WORK REQUIRED ▸ Every line in the listing is to be echoed verbatim.

SUPPLIED DATA ▸
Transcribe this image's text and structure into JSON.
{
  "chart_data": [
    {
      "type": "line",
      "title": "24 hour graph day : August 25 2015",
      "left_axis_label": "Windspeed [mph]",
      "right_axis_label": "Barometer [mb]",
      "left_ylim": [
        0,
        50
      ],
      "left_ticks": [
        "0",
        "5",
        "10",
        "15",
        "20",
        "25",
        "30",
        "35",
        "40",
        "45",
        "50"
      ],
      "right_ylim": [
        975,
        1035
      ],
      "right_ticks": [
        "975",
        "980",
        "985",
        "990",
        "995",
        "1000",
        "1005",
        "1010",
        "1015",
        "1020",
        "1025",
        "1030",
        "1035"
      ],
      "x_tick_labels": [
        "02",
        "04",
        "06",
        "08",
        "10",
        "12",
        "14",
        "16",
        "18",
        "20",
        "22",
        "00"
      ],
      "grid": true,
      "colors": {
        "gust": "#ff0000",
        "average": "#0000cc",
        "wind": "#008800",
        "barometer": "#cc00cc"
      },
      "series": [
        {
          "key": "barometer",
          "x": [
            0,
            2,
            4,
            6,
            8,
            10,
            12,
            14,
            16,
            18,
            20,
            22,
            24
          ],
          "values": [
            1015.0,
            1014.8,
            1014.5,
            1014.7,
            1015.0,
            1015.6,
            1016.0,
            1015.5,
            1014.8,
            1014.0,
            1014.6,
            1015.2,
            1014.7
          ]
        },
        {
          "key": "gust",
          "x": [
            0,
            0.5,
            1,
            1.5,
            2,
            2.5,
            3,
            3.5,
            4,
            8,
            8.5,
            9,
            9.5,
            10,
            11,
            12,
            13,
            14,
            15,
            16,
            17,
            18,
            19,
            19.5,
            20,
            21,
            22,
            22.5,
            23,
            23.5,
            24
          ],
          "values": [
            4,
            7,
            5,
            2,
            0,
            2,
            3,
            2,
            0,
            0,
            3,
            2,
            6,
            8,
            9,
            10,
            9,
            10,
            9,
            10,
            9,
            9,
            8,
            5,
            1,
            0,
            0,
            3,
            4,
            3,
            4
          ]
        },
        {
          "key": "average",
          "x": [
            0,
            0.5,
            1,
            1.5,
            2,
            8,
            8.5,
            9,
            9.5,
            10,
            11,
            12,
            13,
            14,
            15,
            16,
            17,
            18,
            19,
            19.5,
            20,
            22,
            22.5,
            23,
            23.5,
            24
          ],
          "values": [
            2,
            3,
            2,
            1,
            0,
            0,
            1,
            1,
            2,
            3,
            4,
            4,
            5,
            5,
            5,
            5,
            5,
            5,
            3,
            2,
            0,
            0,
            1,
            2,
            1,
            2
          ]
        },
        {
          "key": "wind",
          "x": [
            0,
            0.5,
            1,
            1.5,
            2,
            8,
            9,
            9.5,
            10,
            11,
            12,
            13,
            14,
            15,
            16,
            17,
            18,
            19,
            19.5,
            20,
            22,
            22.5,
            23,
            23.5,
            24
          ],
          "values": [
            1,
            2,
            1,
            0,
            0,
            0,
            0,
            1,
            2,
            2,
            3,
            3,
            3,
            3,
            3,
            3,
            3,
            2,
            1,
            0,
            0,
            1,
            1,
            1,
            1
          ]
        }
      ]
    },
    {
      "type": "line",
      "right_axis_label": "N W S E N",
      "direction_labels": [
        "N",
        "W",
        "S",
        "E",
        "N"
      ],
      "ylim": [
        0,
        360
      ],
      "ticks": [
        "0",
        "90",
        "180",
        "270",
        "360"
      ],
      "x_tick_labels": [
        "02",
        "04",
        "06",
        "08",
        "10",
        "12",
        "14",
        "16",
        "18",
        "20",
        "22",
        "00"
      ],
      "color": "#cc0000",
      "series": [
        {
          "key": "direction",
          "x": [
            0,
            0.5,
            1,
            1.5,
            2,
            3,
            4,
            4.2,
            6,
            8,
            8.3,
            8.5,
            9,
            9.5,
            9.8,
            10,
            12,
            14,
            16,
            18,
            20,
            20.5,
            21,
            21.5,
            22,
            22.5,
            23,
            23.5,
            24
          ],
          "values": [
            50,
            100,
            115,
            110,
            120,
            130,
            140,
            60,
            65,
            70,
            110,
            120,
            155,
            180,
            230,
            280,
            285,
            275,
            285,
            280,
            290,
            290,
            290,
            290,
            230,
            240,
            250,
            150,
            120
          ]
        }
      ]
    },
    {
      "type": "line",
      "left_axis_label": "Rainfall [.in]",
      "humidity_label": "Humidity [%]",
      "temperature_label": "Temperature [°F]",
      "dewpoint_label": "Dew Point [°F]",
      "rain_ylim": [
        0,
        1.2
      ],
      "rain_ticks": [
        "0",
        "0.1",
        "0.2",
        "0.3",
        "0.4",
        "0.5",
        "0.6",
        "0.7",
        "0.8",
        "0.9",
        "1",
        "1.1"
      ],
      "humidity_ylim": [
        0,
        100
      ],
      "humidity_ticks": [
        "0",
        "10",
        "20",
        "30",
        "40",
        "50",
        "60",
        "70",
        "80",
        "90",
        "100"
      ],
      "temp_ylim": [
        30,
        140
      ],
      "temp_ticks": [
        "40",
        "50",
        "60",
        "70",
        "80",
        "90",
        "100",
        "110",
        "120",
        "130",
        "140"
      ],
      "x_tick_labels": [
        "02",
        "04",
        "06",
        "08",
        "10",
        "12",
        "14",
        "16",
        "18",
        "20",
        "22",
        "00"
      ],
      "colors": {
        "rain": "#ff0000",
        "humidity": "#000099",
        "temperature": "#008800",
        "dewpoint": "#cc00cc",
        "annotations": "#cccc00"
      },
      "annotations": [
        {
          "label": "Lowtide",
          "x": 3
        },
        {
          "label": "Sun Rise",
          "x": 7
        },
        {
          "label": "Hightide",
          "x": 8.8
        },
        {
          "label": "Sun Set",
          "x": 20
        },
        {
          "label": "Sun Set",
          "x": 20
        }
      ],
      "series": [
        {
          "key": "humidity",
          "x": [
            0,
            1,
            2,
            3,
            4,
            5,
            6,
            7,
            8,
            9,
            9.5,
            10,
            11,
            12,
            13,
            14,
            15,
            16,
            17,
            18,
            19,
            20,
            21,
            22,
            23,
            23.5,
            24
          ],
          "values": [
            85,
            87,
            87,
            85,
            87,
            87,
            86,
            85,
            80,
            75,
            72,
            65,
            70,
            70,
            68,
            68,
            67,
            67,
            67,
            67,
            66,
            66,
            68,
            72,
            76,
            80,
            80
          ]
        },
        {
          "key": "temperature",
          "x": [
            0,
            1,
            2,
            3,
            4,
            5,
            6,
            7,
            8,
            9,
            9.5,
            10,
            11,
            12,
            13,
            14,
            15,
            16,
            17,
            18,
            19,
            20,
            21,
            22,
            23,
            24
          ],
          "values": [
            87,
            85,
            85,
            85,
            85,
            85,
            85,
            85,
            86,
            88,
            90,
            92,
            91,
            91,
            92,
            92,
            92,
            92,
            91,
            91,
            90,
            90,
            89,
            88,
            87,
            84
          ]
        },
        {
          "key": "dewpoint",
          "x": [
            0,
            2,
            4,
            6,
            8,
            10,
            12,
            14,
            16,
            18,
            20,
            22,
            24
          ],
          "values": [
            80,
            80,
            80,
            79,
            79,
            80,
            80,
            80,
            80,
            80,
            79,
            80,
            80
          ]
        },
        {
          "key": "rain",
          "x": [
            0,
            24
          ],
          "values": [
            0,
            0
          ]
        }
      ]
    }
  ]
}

RESPONSE TO THE TASK ▸
Transcribe this image's text and structure into JSON.
{
  "chart_data": [
    {
      "type": "line",
      "title": "24 hour graph day : August 25 2015",
      "left_axis_label": "Windspeed [mph]",
      "right_axis_label": "Barometer [mb]",
      "left_ylim": [
        0,
        50
      ],
      "left_ticks": [
        "0",
        "5",
        "10",
        "15",
        "20",
        "25",
        "30",
        "35",
        "40",
        "45",
        "50"
      ],
      "right_ylim": [
        975,
        1035
      ],
      "right_ticks": [
        "975",
        "980",
        "985",
        "990",
        "995",
        "1000",
        "1005",
        "1010",
        "1015",
        "1020",
        "1025",
        "1030",
        "1035"
      ],
      "x_tick_labels": [
        "02",
        "04",
        "06",
        "08",
        "10",
        "12",
        "14",
        "16",
        "18",
        "20",
        "22",
        "00"
      ],
      "grid": true,
      "colors": {
        "gust": "#ff0000",
        "average": "#0000cc",
        "wind": "#008800",
        "barometer": "#cc00cc"
      },
      "series": [
        {
          "key": "barometer",
          "x": [
            0,
            2,
            4,
            6,
            8,
            10,
            12,
            14,
            16,
            18,
            20,
            22,
            24
          ],
          "values": [
            1015.0,
            1014.8,
            1014.5,
            1014.7,
            1015.0,
            1015.6,
            1016.0,
            1015.5,
            1014.8,
            1014.0,
            1014.6,
            1015.2,
            1014.7
          ]
        },
        {
          "key": "gust",
          "x": [
            0,
            0.5,
            1,
            1.5,
            2,
            2.5,
            3,
            3.5,
            4,
            8,
            8.5,
            9,
            9.5,
            10,
            11,
            12,
            13,
            14,
            15,
            16,
            17,
            18,
            19,
            19.5,
            20,
            21,
            22,
            22.5,
            23,
            23.5,
            24
          ],
          "values": [
            4,
            7,
            5,
            2,
            0,
            2,
            3,
            2,
            0,
            0,
            3,
            2,
            6,
            8,
            9,
            10,
            9,
            10,
            9,
            10,
            9,
            9,
            8,
            5,
            1,
            0,
            0,
            3,
            4,
            3,
            4
          ]
        },
        {
          "key": "average",
          "x": [
            0,
            0.5,
            1,
            1.5,
            2,
            8,
            8.5,
            9,
            9.5,
            10,
            11,
            12,
            13,
            14,
            15,
            16,
            17,
            18,
            19,
            19.5,
            20,
            22,
            22.5,
            23,
            23.5,
            24
          ],
          "values": [
            2,
            3,
            2,
            1,
            0,
            0,
            1,
            1,
            2,
            3,
            4,
            4,
            5,
            5,
            5,
            5,
            5,
            5,
            3,
            2,
            0,
            0,
            1,
            2,
            1,
            2
          ]
        },
        {
          "key": "wind",
          "x": [
            0,
            0.5,
            1,
            1.5,
            2,
            8,
            9,
            9.5,
            10,
            11,
            12,
            13,
            14,
            15,
            16,
            17,
            18,
            19,
            19.5,
            20,
            22,
            22.5,
            23,
            23.5,
            24
          ],
          "values": [
            1,
            2,
            1,
            0,
            0,
            0,
            0,
            1,
            2,
            2,
            3,
            3,
            3,
            3,
            3,
            3,
            3,
            2,
            1,
            0,
            0,
            1,
            1,
            1,
            1
          ]
        }
      ]
    },
    {
      "type": "line",
      "right_axis_label": "N W S E N",
      "direction_labels": [
        "N",
        "W",
        "S",
        "E",
        "N"
      ],
      "ylim": [
        0,
        360
      ],
      "ticks": [
        "0",
        "90",
        "180",
        "270",
        "360"
      ],
      "x_tick_labels": [
        "02",
        "04",
        "06",
        "08",
        "10",
        "12",
        "14",
        "16",
        "18",
        "20",
        "22",
        "00"
      ],
      "color": "#cc0000",
      "series": [
        {
          "key": "direction",
          "x": [
            0,
            0.5,
            1,
            1.5,
            2,
            3,
            4,
            4.2,
            6,
            8,
            8.3,
            8.5,
            9,
            9.5,
            9.8,
            10,
            12,
            14,
            16,
            18,
            20,
            20.5,
            21,
            21.5,
            22,
            22.5,
            23,
            23.5,
            24
          ],
          "values": [
            50,
            100,
            115,
            110,
            120,
            130,
            140,
            60,
            65,
            70,
            110,
            120,
            155,
            180,
            230,
            280,
            285,
            275,
            285,
            280,
            290,
            290,
            290,
            290,
            230,
            240,
            250,
            150,
            120
          ]
        }
      ]
    },
    {
      "type": "line",
      "left_axis_label": "Rainfall [.in]",
      "humidity_label": "Humidity [%]",
      "temperature_label": "Temperature [°F]",
      "dewpoint_label": "Dew Point [°F]",
      "rain_ylim": [
        0,
        1.2
      ],
      "rain_ticks": [
        "0",
        "0.1",
        "0.2",
        "0.3",
        "0.4",
        "0.5",
        "0.6",
        "0.7",
        "0.8",
        "0.9",
        "1",
        "1.1"
      ],
      "humidity_ylim": [
        0,
        100
      ],
      "humidity_ticks": [
        "0",
        "10",
        "20",
        "30",
        "40",
        "50",
        "60",
        "70",
        "80",
        "90",
        "100"
      ],
      "temp_ylim": [
        30,
        140
      ],
      "temp_ticks": [
        "40",
        "50",
        "60",
        "70",
        "80",
        "90",
        "100",
        "110",
        "120",
        "130",
        "140"
      ],
      "x_tick_labels": [
        "02",
        "04",
        "06",
        "08",
        "10",
        "12",
        "14",
        "16",
        "18",
        "20",
        "22",
        "00"
      ],
      "colors": {
        "rain": "#ff0000",
        "humidity": "#000099",
        "temperature": "#008800",
        "dewpoint": "#cc00cc",
        "annotations": "#cccc00"
      },
      "annotations": [
        {
          "label": "Lowtide",
          "x": 3
        },
        {
          "label": "Sun Rise",
          "x": 7
        },
        {
          "label": "Hightide",
          "x": 8.8
        },
        {
          "label": "Sun Set",
          "x": 20
        },
        {
          "label": "Sun Set",
          "x": 20
        }
      ],
      "series": [
        {
          "key": "humidity",
          "x": [
            0,
            1,
            2,
            3,
            4,
            5,
            6,
            7,
            8,
            9,
            9.5,
            10,
            11,
            12,
            13,
            14,
            15,
            16,
            17,
            18,
            19,
            20,
            21,
            22,
            23,
            23.5,
            24
          ],
          "values": [
            85,
            87,
            87,
            85,
            87,
            87,
            86,
            85,
            80,
            75,
            72,
            65,
            70,
            70,
            68,
            68,
            67,
            67,
            67,
            67,
            66,
            66,
            68,
            72,
            76,
            80,
            80
          ]
        },
        {
          "key": "temperature",
          "x": [
            0,
            1,
            2,
            3,
            4,
            5,
            6,
            7,
            8,
            9,
            9.5,
            10,
            11,
            12,
            13,
            14,
            15,
            16,
            17,
            18,
            19,
            20,
            21,
            22,
            23,
            24
          ],
          "values": [
            87,
            85,
            85,
            85,
            85,
            85,
            85,
            85,
            86,
            88,
            90,
            92,
            91,
            91,
            92,
            92,
            92,
            92,
            91,
            91,
            90,
            90,
            89,
            88,
            87,
            84
          ]
        },
        {
          "key": "dewpoint",
          "x": [
            0,
            2,
            4,
            6,
            8,
            10,
            12,
            14,
            16,
            18,
            20,
            22,
            24
          ],
          "values": [
            80,
            80,
            80,
            79,
            79,
            80,
            80,
            80,
            80,
            80,
            79,
            80,
            80
          ]
        },
        {
          "key": "rain",
          "x": [
            0,
            24
          ],
          "values": [
            0,
            0
          ]
        }
      ]
    }
  ]
}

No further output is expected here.